*Goal of the exercise:*
Locate all lines with the word "COMMON". Copy them.
>> start Data supplied
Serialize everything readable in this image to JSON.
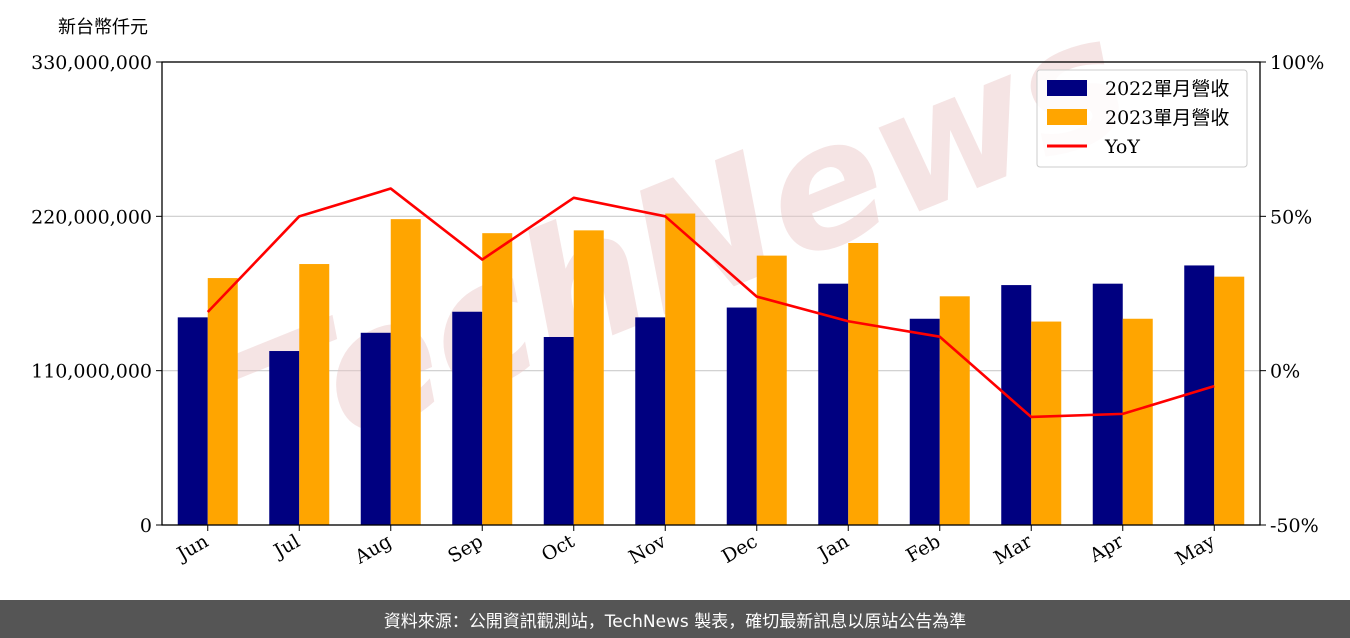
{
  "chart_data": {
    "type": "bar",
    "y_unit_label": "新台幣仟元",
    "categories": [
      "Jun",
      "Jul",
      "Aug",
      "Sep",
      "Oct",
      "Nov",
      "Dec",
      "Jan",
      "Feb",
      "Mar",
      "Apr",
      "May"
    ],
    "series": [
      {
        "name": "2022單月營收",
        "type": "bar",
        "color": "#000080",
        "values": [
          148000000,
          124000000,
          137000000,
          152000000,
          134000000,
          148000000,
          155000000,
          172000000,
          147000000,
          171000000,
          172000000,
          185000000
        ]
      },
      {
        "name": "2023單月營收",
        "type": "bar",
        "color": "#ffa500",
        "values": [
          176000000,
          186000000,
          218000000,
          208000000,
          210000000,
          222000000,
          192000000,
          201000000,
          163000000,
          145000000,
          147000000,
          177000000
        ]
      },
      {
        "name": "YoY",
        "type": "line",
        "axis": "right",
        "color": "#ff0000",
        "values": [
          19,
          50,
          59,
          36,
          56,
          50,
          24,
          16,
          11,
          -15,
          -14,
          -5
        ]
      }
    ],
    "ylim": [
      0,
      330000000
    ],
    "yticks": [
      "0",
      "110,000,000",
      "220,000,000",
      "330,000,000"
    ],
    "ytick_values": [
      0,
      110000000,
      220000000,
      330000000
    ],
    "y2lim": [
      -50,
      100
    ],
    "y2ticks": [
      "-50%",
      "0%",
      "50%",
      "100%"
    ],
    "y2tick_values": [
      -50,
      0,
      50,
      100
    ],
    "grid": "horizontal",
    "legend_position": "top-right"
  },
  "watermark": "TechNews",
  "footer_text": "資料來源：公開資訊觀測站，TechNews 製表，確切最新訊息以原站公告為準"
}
>> end Data supplied
>> start Data supplied
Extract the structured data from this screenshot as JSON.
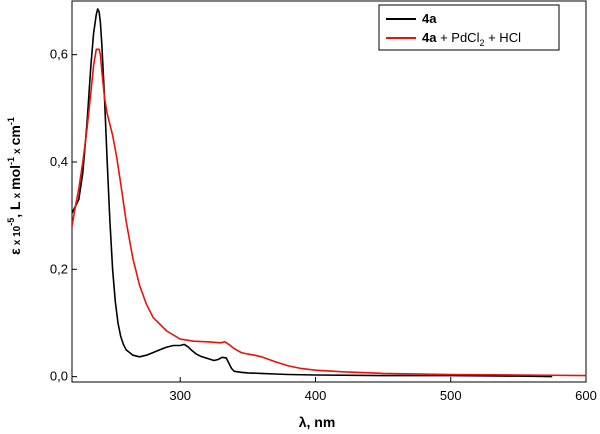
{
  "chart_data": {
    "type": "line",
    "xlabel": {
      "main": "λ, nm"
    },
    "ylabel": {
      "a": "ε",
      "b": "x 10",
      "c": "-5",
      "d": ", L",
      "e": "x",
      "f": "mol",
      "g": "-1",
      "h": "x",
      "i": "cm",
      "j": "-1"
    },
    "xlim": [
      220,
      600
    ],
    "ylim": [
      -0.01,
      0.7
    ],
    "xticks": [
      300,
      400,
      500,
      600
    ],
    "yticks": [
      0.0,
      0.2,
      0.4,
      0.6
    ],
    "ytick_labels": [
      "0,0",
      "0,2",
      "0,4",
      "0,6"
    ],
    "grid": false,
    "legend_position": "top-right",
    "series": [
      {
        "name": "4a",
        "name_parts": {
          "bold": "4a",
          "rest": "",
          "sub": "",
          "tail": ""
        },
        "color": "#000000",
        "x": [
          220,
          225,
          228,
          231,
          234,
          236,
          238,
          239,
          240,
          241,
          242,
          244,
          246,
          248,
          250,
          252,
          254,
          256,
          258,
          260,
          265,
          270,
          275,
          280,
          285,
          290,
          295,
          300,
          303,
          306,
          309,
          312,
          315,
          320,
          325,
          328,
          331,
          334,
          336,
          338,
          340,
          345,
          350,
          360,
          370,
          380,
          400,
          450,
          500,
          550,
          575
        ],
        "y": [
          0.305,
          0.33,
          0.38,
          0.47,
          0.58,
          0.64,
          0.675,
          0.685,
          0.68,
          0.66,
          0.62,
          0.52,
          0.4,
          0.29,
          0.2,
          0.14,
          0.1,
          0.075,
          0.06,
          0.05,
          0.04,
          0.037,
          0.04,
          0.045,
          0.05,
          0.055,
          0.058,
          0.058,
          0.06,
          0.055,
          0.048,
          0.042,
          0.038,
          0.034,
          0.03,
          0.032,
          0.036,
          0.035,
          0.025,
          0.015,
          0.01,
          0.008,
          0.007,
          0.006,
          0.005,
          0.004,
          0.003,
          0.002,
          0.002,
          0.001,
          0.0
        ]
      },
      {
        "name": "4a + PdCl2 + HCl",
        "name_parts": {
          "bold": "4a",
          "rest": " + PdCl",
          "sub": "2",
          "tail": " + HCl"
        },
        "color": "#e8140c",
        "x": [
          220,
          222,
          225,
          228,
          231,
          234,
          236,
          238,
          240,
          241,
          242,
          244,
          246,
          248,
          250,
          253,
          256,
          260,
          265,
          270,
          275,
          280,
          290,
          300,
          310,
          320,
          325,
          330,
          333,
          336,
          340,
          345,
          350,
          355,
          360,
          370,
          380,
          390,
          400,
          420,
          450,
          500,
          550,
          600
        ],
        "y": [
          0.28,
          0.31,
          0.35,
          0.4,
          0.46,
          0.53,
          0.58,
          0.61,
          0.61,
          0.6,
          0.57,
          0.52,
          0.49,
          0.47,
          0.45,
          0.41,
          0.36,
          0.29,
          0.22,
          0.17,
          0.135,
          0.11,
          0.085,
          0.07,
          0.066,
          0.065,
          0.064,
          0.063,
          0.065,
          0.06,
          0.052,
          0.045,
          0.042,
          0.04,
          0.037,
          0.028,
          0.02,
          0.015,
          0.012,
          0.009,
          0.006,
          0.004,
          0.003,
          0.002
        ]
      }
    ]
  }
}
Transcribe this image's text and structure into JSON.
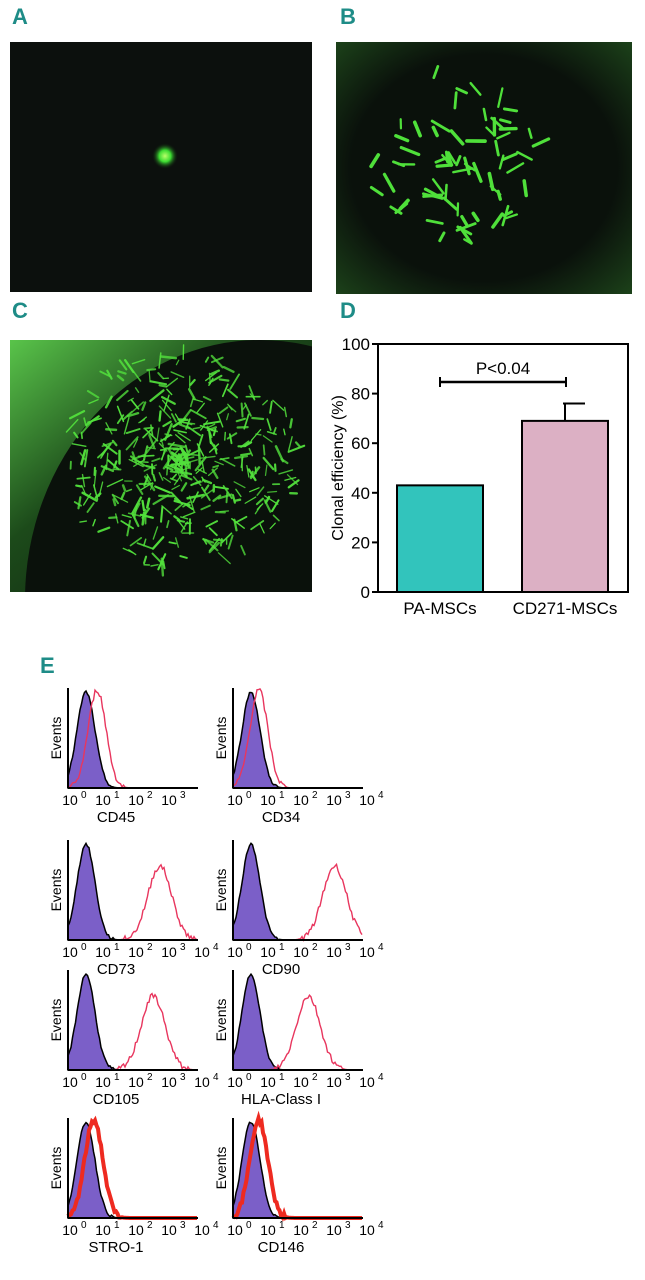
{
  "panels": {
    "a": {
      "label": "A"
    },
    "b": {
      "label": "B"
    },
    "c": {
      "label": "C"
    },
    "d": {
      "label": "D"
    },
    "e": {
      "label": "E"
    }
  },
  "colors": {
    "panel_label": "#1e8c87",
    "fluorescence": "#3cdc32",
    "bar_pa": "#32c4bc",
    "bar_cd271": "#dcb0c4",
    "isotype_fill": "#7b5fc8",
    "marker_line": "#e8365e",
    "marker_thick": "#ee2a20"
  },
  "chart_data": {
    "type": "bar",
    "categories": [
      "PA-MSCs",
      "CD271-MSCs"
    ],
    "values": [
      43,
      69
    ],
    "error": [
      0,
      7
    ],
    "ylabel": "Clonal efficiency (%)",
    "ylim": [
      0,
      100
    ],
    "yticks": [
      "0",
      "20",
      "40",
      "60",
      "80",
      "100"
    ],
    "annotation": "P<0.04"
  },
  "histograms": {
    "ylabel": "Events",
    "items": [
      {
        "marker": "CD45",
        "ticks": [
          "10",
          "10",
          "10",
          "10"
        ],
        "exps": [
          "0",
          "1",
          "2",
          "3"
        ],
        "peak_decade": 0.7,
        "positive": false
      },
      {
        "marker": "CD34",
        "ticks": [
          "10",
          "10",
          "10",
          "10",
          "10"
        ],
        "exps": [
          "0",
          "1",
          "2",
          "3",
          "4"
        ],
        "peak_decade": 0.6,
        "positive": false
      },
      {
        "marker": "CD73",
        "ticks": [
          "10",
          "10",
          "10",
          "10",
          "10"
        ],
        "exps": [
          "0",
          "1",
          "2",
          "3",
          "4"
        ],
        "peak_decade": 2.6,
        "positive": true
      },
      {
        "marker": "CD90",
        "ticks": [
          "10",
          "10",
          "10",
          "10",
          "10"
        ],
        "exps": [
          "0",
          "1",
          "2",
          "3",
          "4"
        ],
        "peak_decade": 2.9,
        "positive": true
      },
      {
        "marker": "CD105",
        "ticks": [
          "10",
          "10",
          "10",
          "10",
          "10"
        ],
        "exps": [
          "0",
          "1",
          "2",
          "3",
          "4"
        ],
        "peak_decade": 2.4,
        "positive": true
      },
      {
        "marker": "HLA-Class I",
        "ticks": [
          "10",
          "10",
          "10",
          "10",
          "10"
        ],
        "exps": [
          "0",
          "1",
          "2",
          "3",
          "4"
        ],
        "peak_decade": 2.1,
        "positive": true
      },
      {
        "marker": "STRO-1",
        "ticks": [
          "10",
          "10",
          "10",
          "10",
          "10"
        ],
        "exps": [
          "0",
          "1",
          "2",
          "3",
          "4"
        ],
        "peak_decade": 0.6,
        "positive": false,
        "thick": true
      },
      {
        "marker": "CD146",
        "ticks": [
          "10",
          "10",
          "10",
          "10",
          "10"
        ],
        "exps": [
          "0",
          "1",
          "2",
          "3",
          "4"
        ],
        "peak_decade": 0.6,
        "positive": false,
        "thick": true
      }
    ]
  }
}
>> end Data supplied
>> start Data supplied
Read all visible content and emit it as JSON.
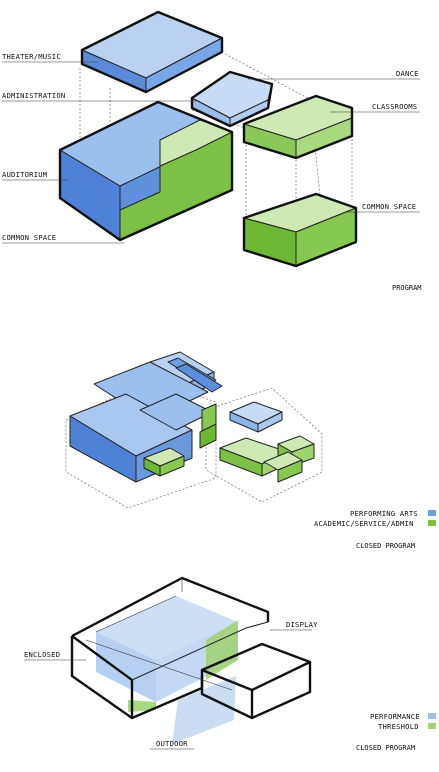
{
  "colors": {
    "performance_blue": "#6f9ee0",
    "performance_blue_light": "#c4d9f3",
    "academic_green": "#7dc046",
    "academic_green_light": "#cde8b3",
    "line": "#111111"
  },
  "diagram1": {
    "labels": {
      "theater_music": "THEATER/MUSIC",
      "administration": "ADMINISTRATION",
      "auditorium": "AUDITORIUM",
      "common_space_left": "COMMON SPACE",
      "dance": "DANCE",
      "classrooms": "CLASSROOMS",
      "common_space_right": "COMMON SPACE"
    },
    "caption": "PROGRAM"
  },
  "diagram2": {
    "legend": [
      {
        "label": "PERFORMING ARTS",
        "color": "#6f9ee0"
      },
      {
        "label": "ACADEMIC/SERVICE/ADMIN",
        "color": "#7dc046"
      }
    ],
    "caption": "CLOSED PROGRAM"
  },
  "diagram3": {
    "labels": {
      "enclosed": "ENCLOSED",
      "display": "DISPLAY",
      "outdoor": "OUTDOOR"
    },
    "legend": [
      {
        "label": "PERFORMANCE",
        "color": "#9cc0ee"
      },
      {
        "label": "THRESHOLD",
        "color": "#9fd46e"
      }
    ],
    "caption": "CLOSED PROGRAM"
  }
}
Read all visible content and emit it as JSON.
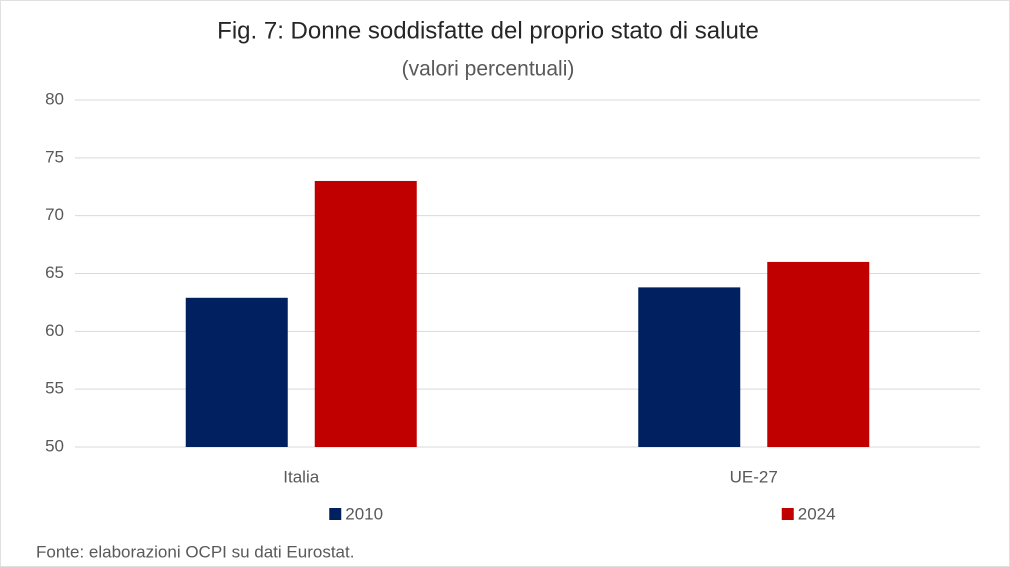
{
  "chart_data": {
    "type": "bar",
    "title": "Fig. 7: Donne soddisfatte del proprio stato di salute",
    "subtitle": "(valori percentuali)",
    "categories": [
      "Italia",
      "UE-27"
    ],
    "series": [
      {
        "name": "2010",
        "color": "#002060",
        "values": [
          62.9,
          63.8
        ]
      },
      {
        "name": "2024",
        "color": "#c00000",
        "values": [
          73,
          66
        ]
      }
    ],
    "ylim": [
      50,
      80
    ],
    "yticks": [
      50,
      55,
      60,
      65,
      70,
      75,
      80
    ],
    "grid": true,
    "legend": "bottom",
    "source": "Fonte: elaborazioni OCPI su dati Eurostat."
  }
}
>> end Data supplied
*Output:*
      "common_space_left": "COMMON SPACE",
      "common_space_right": "COMMON SPACE"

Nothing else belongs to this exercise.